→ PASSAGE PROVIDED:
= = = =
In addition to these data points, the Content filtering option can also help you find duplicate content or near-duplicates worth reviewing for keyword redundancies/dilution. SEO Spider’s configurations enable you to set the percentage of duplicate similarity threshold, an algorithm that’s designed to pinpoint similarities in page text.

By default, the threshold percentage is set at 90%, which is highly sensitive. For large websites, this can be a high percentage that requires significant auditing. Alternatively, you can adjust to a lower similarity threshold to help sort and find duplicates that may be more bloat-indicative and SEO-damaging.

Together, these features available in SEO Spider provide a comprehensive view into what URLs should and should not be indexed. This video provides a nice overview of the Crawl Analysis features that you can leverage.

Pruning Index Bloat and Problematic URLs

Once you’ve determined which URLs are in the category of index bloat, or appear redundant and/or duplicate in nature, the next step is to prune them. This where having an organized spreadsheet with relevant metrics, notes, and action items is very helpful.

Before removing all of them from the indexes all at once, it’s important to make a mindful assessment of these URLs and how to best handle how they should be pruned. For instance, some URLs might be earning organic traffic or backlinks. Removing them entirely (instead of 301 redirecting them) might result in losing all SEO value that could otherwise be retained and allocated to other pages.

Here are a few ways to assess the value of URLs, which can then help you determine how they should be pruned.

  • Review organic metrics in Google Analytics, such as organic search traffic, conversions, user behaviour, and engagement to better gauge how much SEO value a URL has.
  • Review All User segment metrics as well, so you don’t accidentally prune content that’s driving business value. More about this below.
= = = =
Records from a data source
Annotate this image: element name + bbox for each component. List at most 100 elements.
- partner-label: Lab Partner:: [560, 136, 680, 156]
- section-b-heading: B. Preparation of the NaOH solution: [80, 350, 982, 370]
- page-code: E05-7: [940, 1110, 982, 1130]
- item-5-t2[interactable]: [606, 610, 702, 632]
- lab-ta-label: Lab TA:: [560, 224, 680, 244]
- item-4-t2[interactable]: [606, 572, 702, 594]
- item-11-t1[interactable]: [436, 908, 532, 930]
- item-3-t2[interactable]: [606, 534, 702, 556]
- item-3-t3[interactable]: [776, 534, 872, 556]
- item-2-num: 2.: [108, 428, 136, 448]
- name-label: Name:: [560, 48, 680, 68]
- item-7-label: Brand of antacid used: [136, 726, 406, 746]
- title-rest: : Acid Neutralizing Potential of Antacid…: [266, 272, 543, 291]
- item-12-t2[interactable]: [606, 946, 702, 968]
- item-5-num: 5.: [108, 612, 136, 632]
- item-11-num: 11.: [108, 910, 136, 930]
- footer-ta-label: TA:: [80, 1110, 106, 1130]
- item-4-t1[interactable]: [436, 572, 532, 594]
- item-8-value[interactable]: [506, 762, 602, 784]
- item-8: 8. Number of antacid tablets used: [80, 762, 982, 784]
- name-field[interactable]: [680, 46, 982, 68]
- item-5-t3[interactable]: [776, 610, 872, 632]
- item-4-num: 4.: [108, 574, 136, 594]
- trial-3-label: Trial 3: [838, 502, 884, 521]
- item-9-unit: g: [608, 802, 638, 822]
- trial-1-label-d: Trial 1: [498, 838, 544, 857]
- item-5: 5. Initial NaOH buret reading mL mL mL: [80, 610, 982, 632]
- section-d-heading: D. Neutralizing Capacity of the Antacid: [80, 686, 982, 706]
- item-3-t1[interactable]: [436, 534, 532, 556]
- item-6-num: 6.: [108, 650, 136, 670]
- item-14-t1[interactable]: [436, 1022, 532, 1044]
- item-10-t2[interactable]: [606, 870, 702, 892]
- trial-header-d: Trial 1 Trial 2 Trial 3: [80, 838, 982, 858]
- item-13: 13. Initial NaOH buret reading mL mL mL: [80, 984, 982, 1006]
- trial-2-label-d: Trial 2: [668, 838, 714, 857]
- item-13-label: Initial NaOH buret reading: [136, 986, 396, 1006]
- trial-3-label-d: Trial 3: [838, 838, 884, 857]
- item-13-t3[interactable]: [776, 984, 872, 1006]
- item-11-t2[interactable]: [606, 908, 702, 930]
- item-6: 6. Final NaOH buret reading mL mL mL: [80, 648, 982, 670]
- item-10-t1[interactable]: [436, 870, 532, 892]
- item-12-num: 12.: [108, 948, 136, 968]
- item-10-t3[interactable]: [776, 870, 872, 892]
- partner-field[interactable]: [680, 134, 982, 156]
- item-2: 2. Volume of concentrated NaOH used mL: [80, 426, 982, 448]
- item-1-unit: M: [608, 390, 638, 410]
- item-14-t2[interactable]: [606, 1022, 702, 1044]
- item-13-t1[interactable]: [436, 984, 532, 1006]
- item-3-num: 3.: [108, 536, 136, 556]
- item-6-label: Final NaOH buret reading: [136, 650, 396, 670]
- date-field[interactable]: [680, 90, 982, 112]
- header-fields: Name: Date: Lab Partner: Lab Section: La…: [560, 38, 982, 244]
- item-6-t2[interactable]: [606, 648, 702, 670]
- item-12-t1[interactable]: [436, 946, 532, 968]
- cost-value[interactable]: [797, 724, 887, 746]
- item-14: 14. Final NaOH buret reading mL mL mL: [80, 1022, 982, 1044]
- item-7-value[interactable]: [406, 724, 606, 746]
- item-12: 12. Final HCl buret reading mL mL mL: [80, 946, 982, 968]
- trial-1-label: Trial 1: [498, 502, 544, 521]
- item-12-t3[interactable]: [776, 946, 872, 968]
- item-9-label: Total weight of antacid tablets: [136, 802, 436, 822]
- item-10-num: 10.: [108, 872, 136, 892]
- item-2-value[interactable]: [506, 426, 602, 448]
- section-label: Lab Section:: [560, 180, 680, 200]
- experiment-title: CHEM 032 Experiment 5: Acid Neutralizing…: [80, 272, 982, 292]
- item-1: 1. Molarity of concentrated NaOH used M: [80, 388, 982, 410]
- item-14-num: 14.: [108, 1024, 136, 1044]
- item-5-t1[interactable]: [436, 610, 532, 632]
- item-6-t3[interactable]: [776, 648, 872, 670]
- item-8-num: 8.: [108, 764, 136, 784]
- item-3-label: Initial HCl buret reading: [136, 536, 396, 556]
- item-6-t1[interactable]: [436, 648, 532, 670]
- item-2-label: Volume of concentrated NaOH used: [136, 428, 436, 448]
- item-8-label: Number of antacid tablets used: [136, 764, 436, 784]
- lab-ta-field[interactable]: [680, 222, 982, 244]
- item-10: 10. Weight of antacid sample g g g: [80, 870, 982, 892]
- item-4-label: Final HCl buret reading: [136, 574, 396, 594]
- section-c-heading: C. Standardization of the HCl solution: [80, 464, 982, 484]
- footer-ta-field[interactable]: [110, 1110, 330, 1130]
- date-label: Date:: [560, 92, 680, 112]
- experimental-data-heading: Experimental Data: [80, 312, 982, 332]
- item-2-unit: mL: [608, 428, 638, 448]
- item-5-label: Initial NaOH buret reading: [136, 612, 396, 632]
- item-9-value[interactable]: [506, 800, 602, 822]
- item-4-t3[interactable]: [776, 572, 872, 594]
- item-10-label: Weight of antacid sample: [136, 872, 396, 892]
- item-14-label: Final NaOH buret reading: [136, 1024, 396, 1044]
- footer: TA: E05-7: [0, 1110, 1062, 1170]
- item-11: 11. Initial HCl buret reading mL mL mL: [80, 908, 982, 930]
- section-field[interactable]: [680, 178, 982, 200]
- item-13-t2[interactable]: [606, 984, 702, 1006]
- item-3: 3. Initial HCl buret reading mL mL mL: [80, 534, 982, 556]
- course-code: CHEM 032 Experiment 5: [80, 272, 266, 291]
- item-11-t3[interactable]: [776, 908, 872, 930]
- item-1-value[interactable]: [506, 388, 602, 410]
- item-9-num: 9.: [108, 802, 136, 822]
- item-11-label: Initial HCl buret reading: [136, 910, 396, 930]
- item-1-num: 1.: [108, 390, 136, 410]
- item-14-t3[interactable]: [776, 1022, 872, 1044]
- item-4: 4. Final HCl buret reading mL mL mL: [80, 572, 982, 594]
= = = =
→ WORK REQUIRED: Copy the passage on index bloat and duplicate content above in full, word for word.

→ THE REPLY:
In addition to these data points, the Content filtering option can also help you find duplicate content or near-duplicates worth reviewing for keyword redundancies/dilution. SEO Spider’s configurations enable you to set the percentage of duplicate similarity threshold, an algorithm that’s designed to pinpoint similarities in page text.

By default, the threshold percentage is set at 90%, which is highly sensitive. For large websites, this can be a high percentage that requires significant auditing. Alternatively, you can adjust to a lower similarity threshold to help sort and find duplicates that may be more bloat-indicative and SEO-damaging.

Together, these features available in SEO Spider provide a comprehensive view into what URLs should and should not be indexed. This video provides a nice overview of the Crawl Analysis features that you can leverage.

Pruning Index Bloat and Problematic URLs

Once you’ve determined which URLs are in the category of index bloat, or appear redundant and/or duplicate in nature, the next step is to prune them. This where having an organized spreadsheet with relevant metrics, notes, and action items is very helpful.

Before removing all of them from the indexes all at once, it’s important to make a mindful assessment of these URLs and how to best handle how they should be pruned. For instance, some URLs might be earning organic traffic or backlinks. Removing them entirely (instead of 301 redirecting them) might result in losing all SEO value that could otherwise be retained and allocated to other pages.

Here are a few ways to assess the value of URLs, which can then help you determine how they should be pruned.

  • Review organic metrics in Google Analytics, such as organic search traffic, conversions, user behaviour, and engagement to better gauge how much SEO value a URL has.
  • Review All User segment metrics as well, so you don’t accidentally prune content that’s driving business value. More about this below.